----- RECORDS

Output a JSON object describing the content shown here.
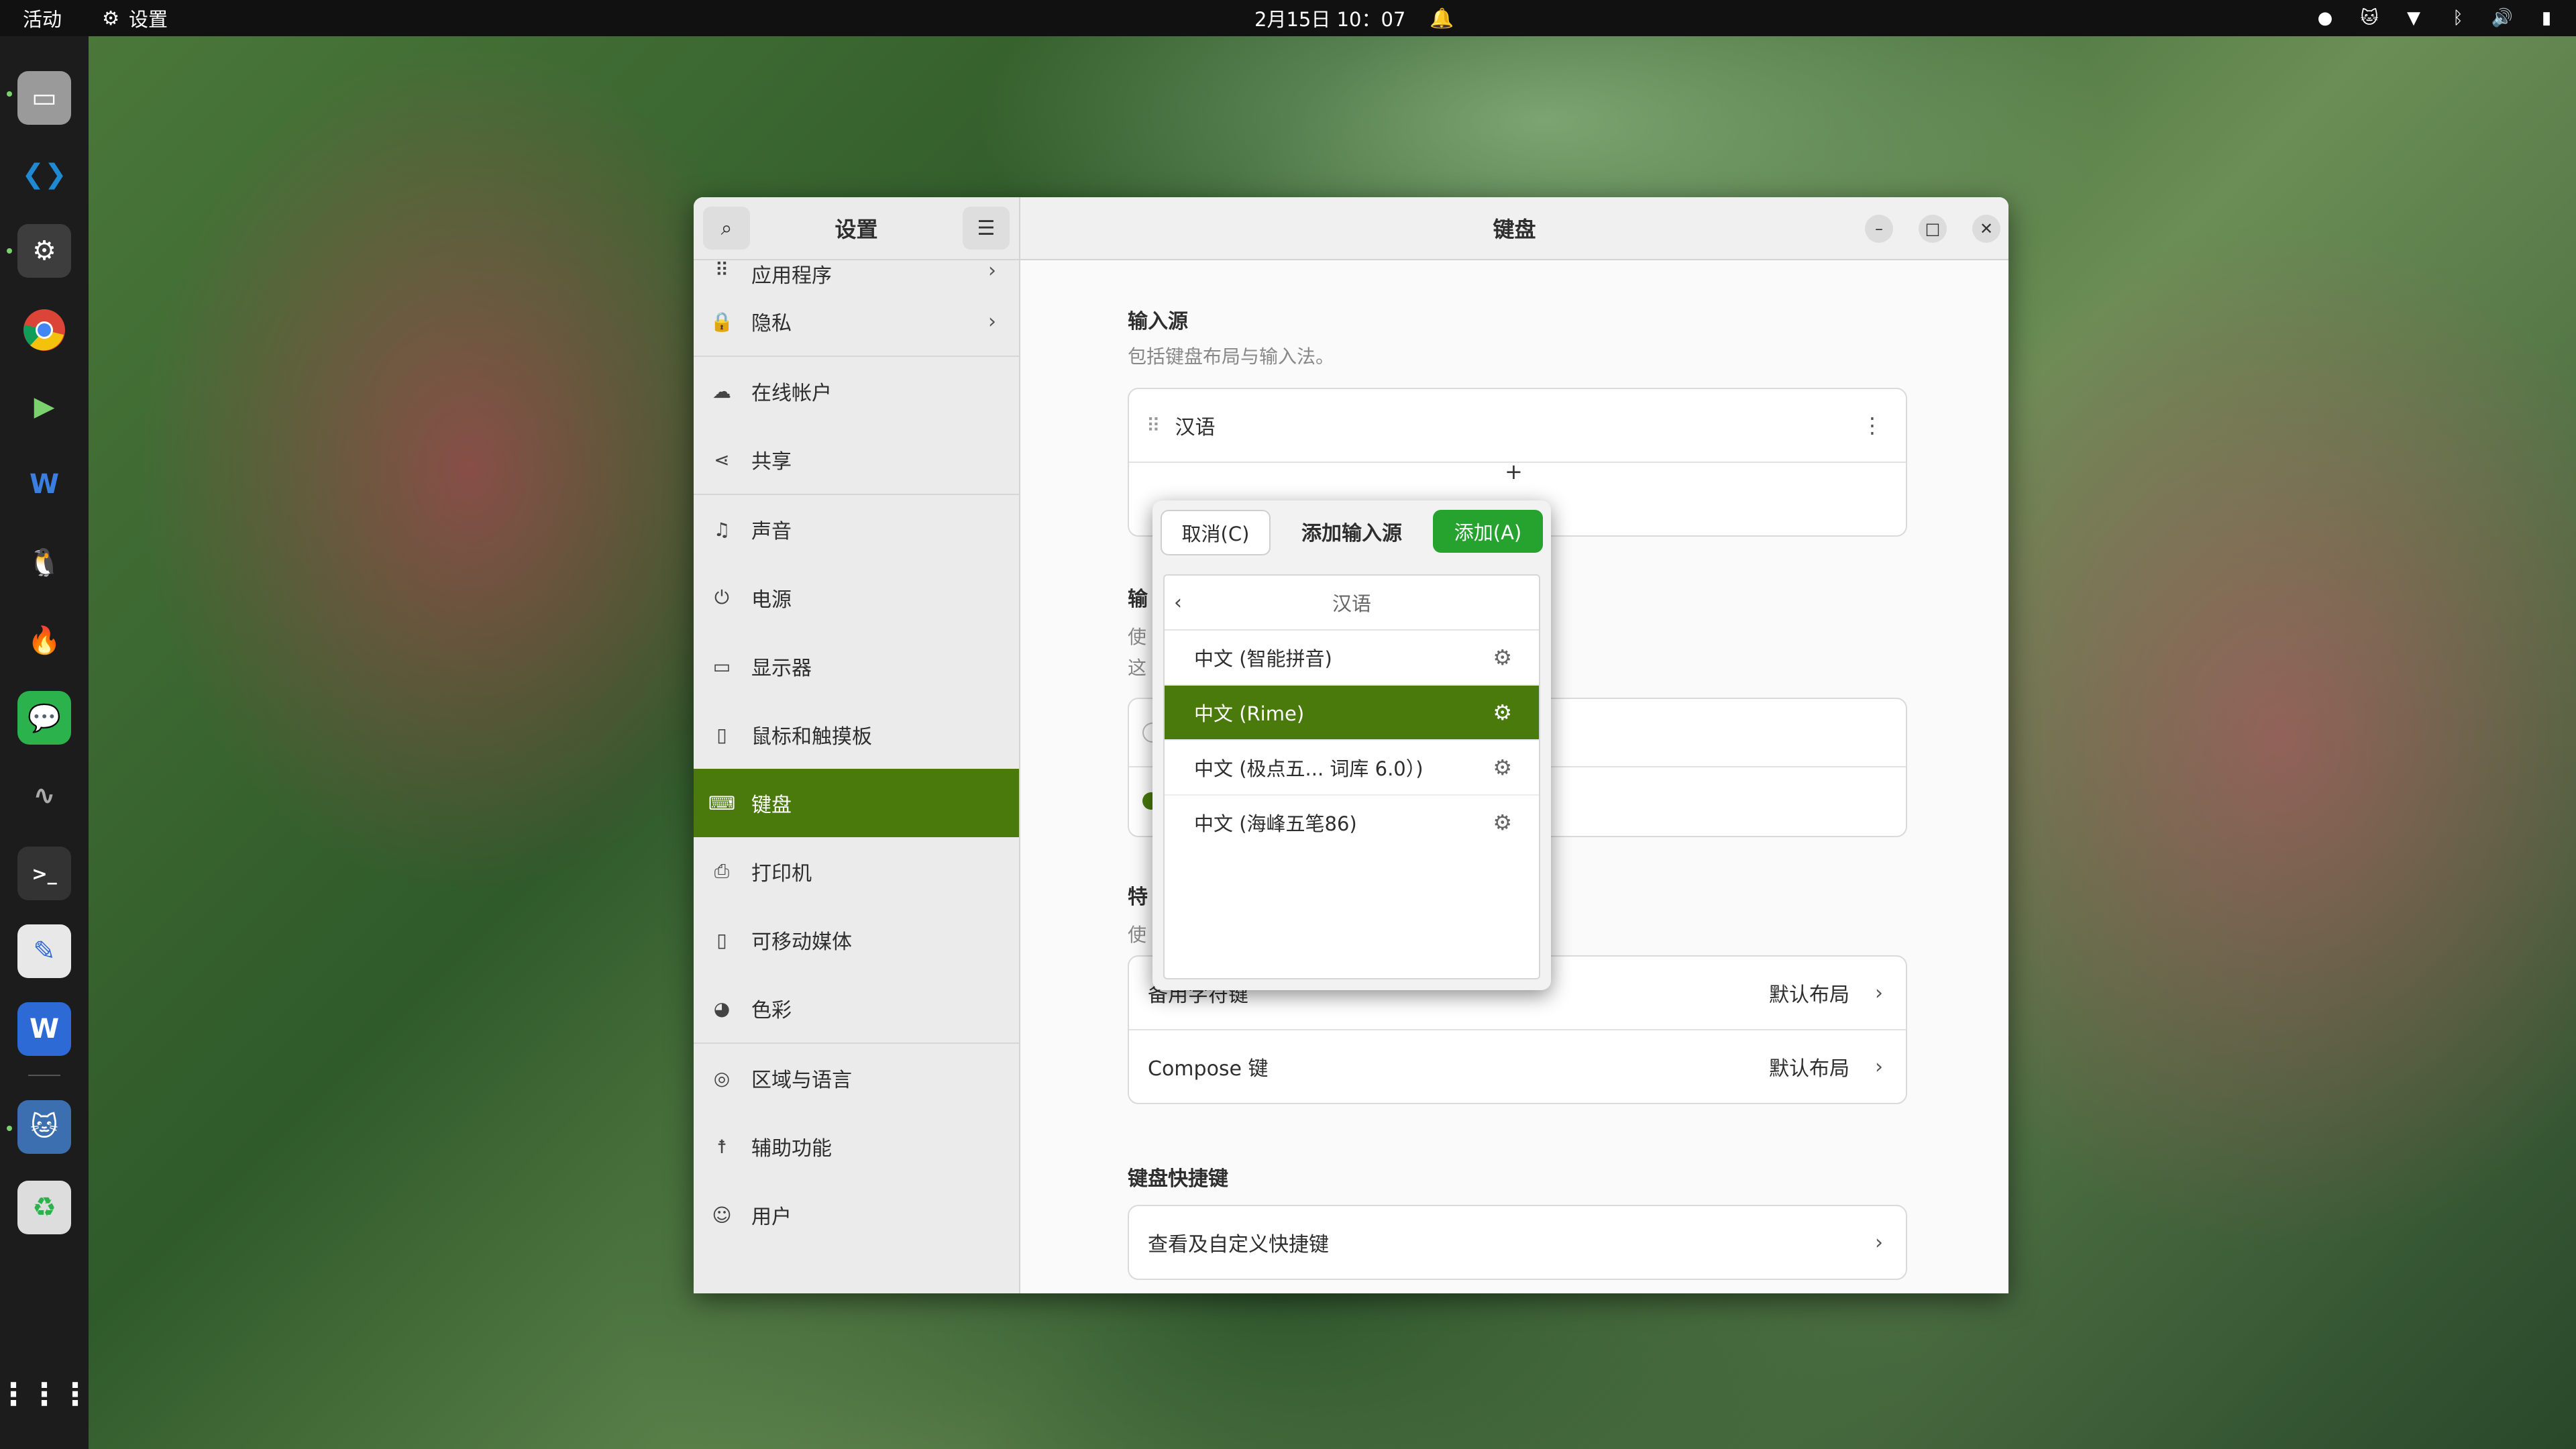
{
  "topbar": {
    "activities": "活动",
    "app_name": "设置",
    "clock": "2月15日  10：07"
  },
  "settings": {
    "sidebar_title": "设置",
    "window_title": "键盘",
    "nav_items": [
      {
        "label": "应用程序",
        "icon": "apps-icon"
      },
      {
        "label": "隐私",
        "icon": "lock-icon"
      },
      {
        "label": "在线帐户",
        "icon": "cloud-icon"
      },
      {
        "label": "共享",
        "icon": "share-icon"
      },
      {
        "label": "声音",
        "icon": "music-note-icon"
      },
      {
        "label": "电源",
        "icon": "power-icon"
      },
      {
        "label": "显示器",
        "icon": "display-icon"
      },
      {
        "label": "鼠标和触摸板",
        "icon": "mouse-icon"
      },
      {
        "label": "键盘",
        "icon": "keyboard-icon"
      },
      {
        "label": "打印机",
        "icon": "printer-icon"
      },
      {
        "label": "可移动媒体",
        "icon": "usb-icon"
      },
      {
        "label": "色彩",
        "icon": "palette-icon"
      },
      {
        "label": "区域与语言",
        "icon": "globe-icon"
      },
      {
        "label": "辅助功能",
        "icon": "accessibility-icon"
      },
      {
        "label": "用户",
        "icon": "user-icon"
      }
    ],
    "input_sources": {
      "title": "输入源",
      "subtitle": "包括键盘布局与输入法。",
      "items": [
        "汉语"
      ]
    },
    "partial": {
      "switch_title": "输",
      "switch_sub1": "使",
      "switch_sub2": "这",
      "special_title": "特",
      "special_sub": "使"
    },
    "special_keys": [
      {
        "label": "备用字符键",
        "value": "默认布局"
      },
      {
        "label": "Compose 键",
        "value": "默认布局"
      }
    ],
    "shortcuts": {
      "title": "键盘快捷键",
      "row": "查看及自定义快捷键"
    }
  },
  "dialog": {
    "cancel": "取消(C)",
    "title": "添加输入源",
    "add": "添加(A)",
    "group": "汉语",
    "options": [
      {
        "label": "中文 (智能拼音)",
        "selected": false
      },
      {
        "label": "中文 (Rime)",
        "selected": true
      },
      {
        "label": "中文 (极点五...   词库 6.0）)",
        "selected": false
      },
      {
        "label": "中文 (海峰五笔86)",
        "selected": false
      }
    ]
  },
  "colors": {
    "accent": "#4a7a0c",
    "add_button": "#26a22e"
  }
}
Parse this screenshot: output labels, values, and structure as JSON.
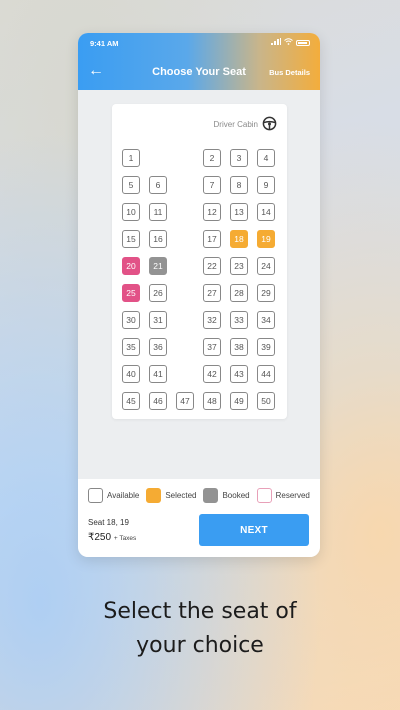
{
  "status_bar": {
    "time": "9:41 AM"
  },
  "header": {
    "title": "Choose Your Seat",
    "bus_details_label": "Bus Details",
    "back_glyph": "←"
  },
  "layout": {
    "driver_cabin_label": "Driver Cabin",
    "seats": [
      {
        "n": "1",
        "status": "available"
      },
      {
        "n": "2",
        "status": "available"
      },
      {
        "n": "3",
        "status": "available"
      },
      {
        "n": "4",
        "status": "available"
      },
      {
        "n": "5",
        "status": "available"
      },
      {
        "n": "6",
        "status": "available"
      },
      {
        "n": "7",
        "status": "available"
      },
      {
        "n": "8",
        "status": "available"
      },
      {
        "n": "9",
        "status": "available"
      },
      {
        "n": "10",
        "status": "available"
      },
      {
        "n": "11",
        "status": "available"
      },
      {
        "n": "12",
        "status": "available"
      },
      {
        "n": "13",
        "status": "available"
      },
      {
        "n": "14",
        "status": "available"
      },
      {
        "n": "15",
        "status": "available"
      },
      {
        "n": "16",
        "status": "available"
      },
      {
        "n": "17",
        "status": "available"
      },
      {
        "n": "18",
        "status": "selected"
      },
      {
        "n": "19",
        "status": "selected"
      },
      {
        "n": "20",
        "status": "reserved"
      },
      {
        "n": "21",
        "status": "booked"
      },
      {
        "n": "22",
        "status": "available"
      },
      {
        "n": "23",
        "status": "available"
      },
      {
        "n": "24",
        "status": "available"
      },
      {
        "n": "25",
        "status": "reserved"
      },
      {
        "n": "26",
        "status": "available"
      },
      {
        "n": "27",
        "status": "available"
      },
      {
        "n": "28",
        "status": "available"
      },
      {
        "n": "29",
        "status": "available"
      },
      {
        "n": "30",
        "status": "available"
      },
      {
        "n": "31",
        "status": "available"
      },
      {
        "n": "32",
        "status": "available"
      },
      {
        "n": "33",
        "status": "available"
      },
      {
        "n": "34",
        "status": "available"
      },
      {
        "n": "35",
        "status": "available"
      },
      {
        "n": "36",
        "status": "available"
      },
      {
        "n": "37",
        "status": "available"
      },
      {
        "n": "38",
        "status": "available"
      },
      {
        "n": "39",
        "status": "available"
      },
      {
        "n": "40",
        "status": "available"
      },
      {
        "n": "41",
        "status": "available"
      },
      {
        "n": "42",
        "status": "available"
      },
      {
        "n": "43",
        "status": "available"
      },
      {
        "n": "44",
        "status": "available"
      },
      {
        "n": "45",
        "status": "available"
      },
      {
        "n": "46",
        "status": "available"
      },
      {
        "n": "47",
        "status": "available"
      },
      {
        "n": "48",
        "status": "available"
      },
      {
        "n": "49",
        "status": "available"
      },
      {
        "n": "50",
        "status": "available"
      }
    ]
  },
  "legend": {
    "available": "Available",
    "selected": "Selected",
    "booked": "Booked",
    "reserved": "Reserved"
  },
  "summary": {
    "seats_label": "Seat 18, 19",
    "price": "₹250",
    "taxes": "+ Taxes"
  },
  "next_button_label": "NEXT",
  "tagline": {
    "line1": "Select the seat of",
    "line2": "your choice"
  },
  "colors": {
    "primary": "#3a9df2",
    "selected": "#f5ab33",
    "booked": "#939393",
    "reserved": "#e25287"
  },
  "icons": {
    "back": "arrow-left-icon",
    "driver": "steering-wheel-icon"
  }
}
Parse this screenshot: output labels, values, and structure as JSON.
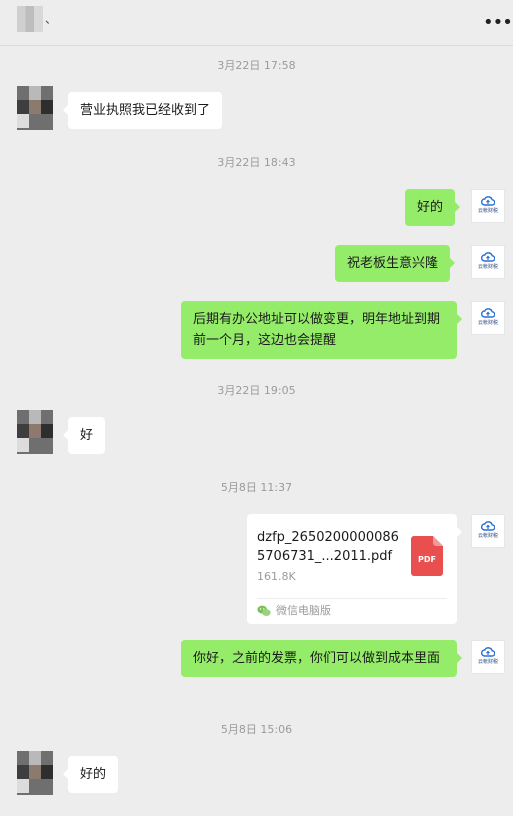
{
  "header": {
    "title_mark": "、",
    "more_label": "•••"
  },
  "messages": {
    "t1": "3月22日 17:58",
    "m1": "营业执照我已经收到了",
    "t2": "3月22日 18:43",
    "m2": "好的",
    "m3": "祝老板生意兴隆",
    "m4": "后期有办公地址可以做变更，明年地址到期前一个月，这边也会提醒",
    "t3": "3月22日 19:05",
    "m5": "好",
    "t4": "5月8日 11:37",
    "file": {
      "name": "dzfp_26502000000865706731_...2011.pdf",
      "size": "161.8K",
      "badge": "PDF",
      "source": "微信电脑版"
    },
    "m6": "你好，之前的发票，你们可以做到成本里面",
    "t5": "5月8日 15:06",
    "m7": "好的"
  },
  "avatar_right_label": "云帐财税",
  "colors": {
    "background": "#ededed",
    "bubble_sent": "#95ec69",
    "bubble_received": "#ffffff",
    "pdf_red": "#e94f4f",
    "cloud_blue": "#2a6fd6"
  }
}
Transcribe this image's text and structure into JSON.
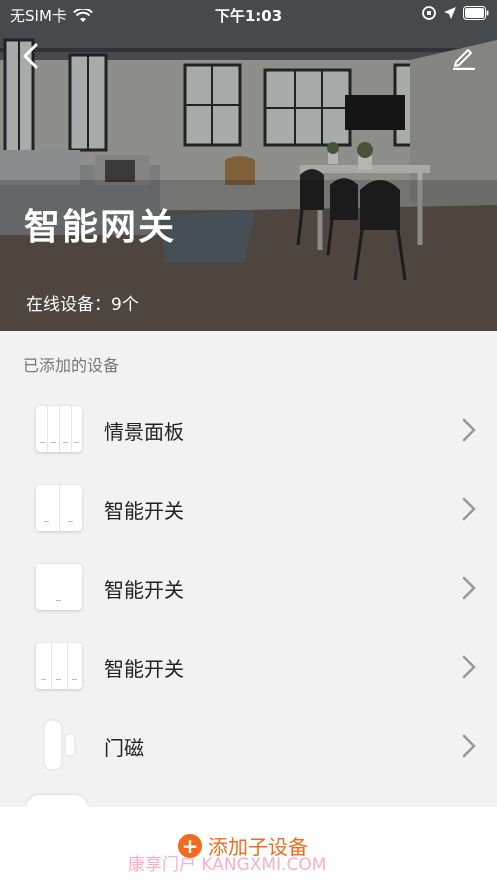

----------

DIRECTION: Make an exact copy of all entries above, dropping the images.

CORRECT ANSWER:
Output a JSON object describing the content shown here.
{
  "topbar": {
    "activities": "活动",
    "app_name": "设置",
    "clock": "2月15日  10：07"
  },
  "settings": {
    "sidebar_title": "设置",
    "window_title": "键盘",
    "nav_items": [
      {
        "label": "应用程序",
        "icon": "apps-icon"
      },
      {
        "label": "隐私",
        "icon": "lock-icon"
      },
      {
        "label": "在线帐户",
        "icon": "cloud-icon"
      },
      {
        "label": "共享",
        "icon": "share-icon"
      },
      {
        "label": "声音",
        "icon": "music-note-icon"
      },
      {
        "label": "电源",
        "icon": "power-icon"
      },
      {
        "label": "显示器",
        "icon": "display-icon"
      },
      {
        "label": "鼠标和触摸板",
        "icon": "mouse-icon"
      },
      {
        "label": "键盘",
        "icon": "keyboard-icon"
      },
      {
        "label": "打印机",
        "icon": "printer-icon"
      },
      {
        "label": "可移动媒体",
        "icon": "usb-icon"
      },
      {
        "label": "色彩",
        "icon": "palette-icon"
      },
      {
        "label": "区域与语言",
        "icon": "globe-icon"
      },
      {
        "label": "辅助功能",
        "icon": "accessibility-icon"
      },
      {
        "label": "用户",
        "icon": "user-icon"
      }
    ],
    "input_sources": {
      "title": "输入源",
      "subtitle": "包括键盘布局与输入法。",
      "items": [
        "汉语"
      ]
    },
    "partial": {
      "switch_title": "输",
      "switch_sub1": "使",
      "switch_sub2": "这",
      "special_title": "特",
      "special_sub": "使"
    },
    "special_keys": [
      {
        "label": "备用字符键",
        "value": "默认布局"
      },
      {
        "label": "Compose 键",
        "value": "默认布局"
      }
    ],
    "shortcuts": {
      "title": "键盘快捷键",
      "row": "查看及自定义快捷键"
    }
  },
  "dialog": {
    "cancel": "取消(C)",
    "title": "添加输入源",
    "add": "添加(A)",
    "group": "汉语",
    "options": [
      {
        "label": "中文 (智能拼音)",
        "selected": false
      },
      {
        "label": "中文 (Rime)",
        "selected": true
      },
      {
        "label": "中文 (极点五...   词库 6.0）)",
        "selected": false
      },
      {
        "label": "中文 (海峰五笔86)",
        "selected": false
      }
    ]
  },
  "colors": {
    "accent": "#4a7a0c",
    "add_button": "#26a22e"
  }
}
Parse this screenshot: output labels, values, and structure as JSON.
{
  "status_bar": {
    "time": "9:41 AM"
  },
  "header": {
    "title": "Choose Your Seat",
    "bus_details_label": "Bus Details",
    "back_glyph": "←"
  },
  "layout": {
    "driver_cabin_label": "Driver Cabin",
    "seats": [
      {
        "n": "1",
        "status": "available"
      },
      {
        "n": "2",
        "status": "available"
      },
      {
        "n": "3",
        "status": "available"
      },
      {
        "n": "4",
        "status": "available"
      },
      {
        "n": "5",
        "status": "available"
      },
      {
        "n": "6",
        "status": "available"
      },
      {
        "n": "7",
        "status": "available"
      },
      {
        "n": "8",
        "status": "available"
      },
      {
        "n": "9",
        "status": "available"
      },
      {
        "n": "10",
        "status": "available"
      },
      {
        "n": "11",
        "status": "available"
      },
      {
        "n": "12",
        "status": "available"
      },
      {
        "n": "13",
        "status": "available"
      },
      {
        "n": "14",
        "status": "available"
      },
      {
        "n": "15",
        "status": "available"
      },
      {
        "n": "16",
        "status": "available"
      },
      {
        "n": "17",
        "status": "available"
      },
      {
        "n": "18",
        "status": "selected"
      },
      {
        "n": "19",
        "status": "selected"
      },
      {
        "n": "20",
        "status": "reserved"
      },
      {
        "n": "21",
        "status": "booked"
      },
      {
        "n": "22",
        "status": "available"
      },
      {
        "n": "23",
        "status": "available"
      },
      {
        "n": "24",
        "status": "available"
      },
      {
        "n": "25",
        "status": "reserved"
      },
      {
        "n": "26",
        "status": "available"
      },
      {
        "n": "27",
        "status": "available"
      },
      {
        "n": "28",
        "status": "available"
      },
      {
        "n": "29",
        "status": "available"
      },
      {
        "n": "30",
        "status": "available"
      },
      {
        "n": "31",
        "status": "available"
      },
      {
        "n": "32",
        "status": "available"
      },
      {
        "n": "33",
        "status": "available"
      },
      {
        "n": "34",
        "status": "available"
      },
      {
        "n": "35",
        "status": "available"
      },
      {
        "n": "36",
        "status": "available"
      },
      {
        "n": "37",
        "status": "available"
      },
      {
        "n": "38",
        "status": "available"
      },
      {
        "n": "39",
        "status": "available"
      },
      {
        "n": "40",
        "status": "available"
      },
      {
        "n": "41",
        "status": "available"
      },
      {
        "n": "42",
        "status": "available"
      },
      {
        "n": "43",
        "status": "available"
      },
      {
        "n": "44",
        "status": "available"
      },
      {
        "n": "45",
        "status": "available"
      },
      {
        "n": "46",
        "status": "available"
      },
      {
        "n": "47",
        "status": "available"
      },
      {
        "n": "48",
        "status": "available"
      },
      {
        "n": "49",
        "status": "available"
      },
      {
        "n": "50",
        "status": "available"
      }
    ]
  },
  "legend": {
    "available": "Available",
    "selected": "Selected",
    "booked": "Booked",
    "reserved": "Reserved"
  },
  "summary": {
    "seats_label": "Seat 18, 19",
    "price": "₹250",
    "taxes": "+ Taxes"
  },
  "next_button_label": "NEXT",
  "tagline": {
    "line1": "Select the seat of",
    "line2": "your choice"
  },
  "colors": {
    "primary": "#3a9df2",
    "selected": "#f5ab33",
    "booked": "#939393",
    "reserved": "#e25287"
  },
  "icons": {
    "back": "arrow-left-icon",
    "driver": "steering-wheel-icon"
  }
}
Parse this screenshot: output labels, values, and structure as JSON.
{
  "header": {
    "title_mark": "、",
    "more_label": "•••"
  },
  "messages": {
    "t1": "3月22日 17:58",
    "m1": "营业执照我已经收到了",
    "t2": "3月22日 18:43",
    "m2": "好的",
    "m3": "祝老板生意兴隆",
    "m4": "后期有办公地址可以做变更，明年地址到期前一个月，这边也会提醒",
    "t3": "3月22日 19:05",
    "m5": "好",
    "t4": "5月8日 11:37",
    "file": {
      "name": "dzfp_26502000000865706731_...2011.pdf",
      "size": "161.8K",
      "badge": "PDF",
      "source": "微信电脑版"
    },
    "m6": "你好，之前的发票，你们可以做到成本里面",
    "t5": "5月8日 15:06",
    "m7": "好的"
  },
  "avatar_right_label": "云帐财税",
  "colors": {
    "background": "#ededed",
    "bubble_sent": "#95ec69",
    "bubble_received": "#ffffff",
    "pdf_red": "#e94f4f",
    "cloud_blue": "#2a6fd6"
  }
}
Transcribe this image's text and structure into JSON.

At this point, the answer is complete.